Problem requirements:
Set out each line from the following listing that includes the word "сельское".

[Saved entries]

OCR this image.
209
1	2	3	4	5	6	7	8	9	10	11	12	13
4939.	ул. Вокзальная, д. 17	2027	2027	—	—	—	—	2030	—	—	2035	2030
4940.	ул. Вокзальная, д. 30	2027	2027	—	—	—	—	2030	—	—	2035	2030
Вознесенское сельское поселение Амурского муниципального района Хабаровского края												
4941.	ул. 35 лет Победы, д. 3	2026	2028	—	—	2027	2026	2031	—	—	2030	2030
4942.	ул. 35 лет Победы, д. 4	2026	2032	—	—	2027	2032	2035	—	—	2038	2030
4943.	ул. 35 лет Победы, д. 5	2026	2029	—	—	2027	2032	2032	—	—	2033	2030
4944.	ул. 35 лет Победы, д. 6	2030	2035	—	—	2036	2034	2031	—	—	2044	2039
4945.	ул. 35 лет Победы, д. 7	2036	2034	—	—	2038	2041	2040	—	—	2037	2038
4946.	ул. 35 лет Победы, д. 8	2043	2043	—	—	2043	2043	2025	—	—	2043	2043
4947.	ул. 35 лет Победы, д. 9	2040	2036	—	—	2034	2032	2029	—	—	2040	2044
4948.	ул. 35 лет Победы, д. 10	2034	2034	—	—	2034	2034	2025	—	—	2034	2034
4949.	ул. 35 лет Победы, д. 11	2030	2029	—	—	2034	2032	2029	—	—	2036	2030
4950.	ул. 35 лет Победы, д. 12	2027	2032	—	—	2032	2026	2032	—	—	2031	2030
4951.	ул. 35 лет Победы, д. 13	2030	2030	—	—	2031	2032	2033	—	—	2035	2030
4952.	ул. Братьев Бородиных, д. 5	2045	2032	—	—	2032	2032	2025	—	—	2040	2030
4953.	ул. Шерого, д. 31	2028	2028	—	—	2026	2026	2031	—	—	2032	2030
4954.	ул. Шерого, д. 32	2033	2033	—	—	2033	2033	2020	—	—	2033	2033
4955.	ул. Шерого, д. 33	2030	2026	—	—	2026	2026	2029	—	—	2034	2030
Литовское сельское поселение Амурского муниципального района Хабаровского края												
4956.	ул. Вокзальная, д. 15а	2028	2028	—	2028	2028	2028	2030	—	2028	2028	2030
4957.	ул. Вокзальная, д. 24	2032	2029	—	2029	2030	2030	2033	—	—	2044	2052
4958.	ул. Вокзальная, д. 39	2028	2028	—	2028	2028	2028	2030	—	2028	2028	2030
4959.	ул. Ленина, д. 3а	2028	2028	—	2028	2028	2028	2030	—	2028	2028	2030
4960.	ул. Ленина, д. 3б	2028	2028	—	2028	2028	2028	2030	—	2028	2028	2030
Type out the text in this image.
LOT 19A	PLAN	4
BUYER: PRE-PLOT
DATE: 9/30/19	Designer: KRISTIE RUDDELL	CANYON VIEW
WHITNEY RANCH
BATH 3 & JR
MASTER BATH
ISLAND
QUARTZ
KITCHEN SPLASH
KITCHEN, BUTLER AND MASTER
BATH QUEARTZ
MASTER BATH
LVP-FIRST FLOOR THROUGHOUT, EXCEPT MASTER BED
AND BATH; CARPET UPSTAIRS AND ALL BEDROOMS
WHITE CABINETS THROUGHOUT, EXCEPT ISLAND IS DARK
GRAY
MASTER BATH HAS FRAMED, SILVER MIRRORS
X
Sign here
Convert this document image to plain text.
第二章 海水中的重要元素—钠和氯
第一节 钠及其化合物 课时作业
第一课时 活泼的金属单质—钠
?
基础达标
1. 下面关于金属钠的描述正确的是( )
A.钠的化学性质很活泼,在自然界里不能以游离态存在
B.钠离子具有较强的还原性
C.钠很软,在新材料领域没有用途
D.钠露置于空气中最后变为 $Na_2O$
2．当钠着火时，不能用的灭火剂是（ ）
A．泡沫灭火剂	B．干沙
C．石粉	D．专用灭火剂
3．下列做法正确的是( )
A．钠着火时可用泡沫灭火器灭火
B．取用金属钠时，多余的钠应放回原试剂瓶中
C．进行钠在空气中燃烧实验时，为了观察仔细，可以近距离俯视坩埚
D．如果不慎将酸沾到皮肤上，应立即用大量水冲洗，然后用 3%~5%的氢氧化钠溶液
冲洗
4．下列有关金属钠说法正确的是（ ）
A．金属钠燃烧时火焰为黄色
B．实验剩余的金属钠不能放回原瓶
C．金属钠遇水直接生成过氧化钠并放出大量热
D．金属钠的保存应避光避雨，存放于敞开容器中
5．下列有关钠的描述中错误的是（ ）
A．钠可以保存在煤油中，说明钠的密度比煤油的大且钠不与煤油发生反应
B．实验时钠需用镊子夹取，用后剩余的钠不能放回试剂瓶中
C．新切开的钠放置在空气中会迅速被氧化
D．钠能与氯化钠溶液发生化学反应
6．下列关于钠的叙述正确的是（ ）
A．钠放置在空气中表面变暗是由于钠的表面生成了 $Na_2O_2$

Correct result:
Вознесенское сельское поселение Амурского муниципального района Хабаровского края												
Литовское сельское поселение Амурского муниципального района Хабаровского края												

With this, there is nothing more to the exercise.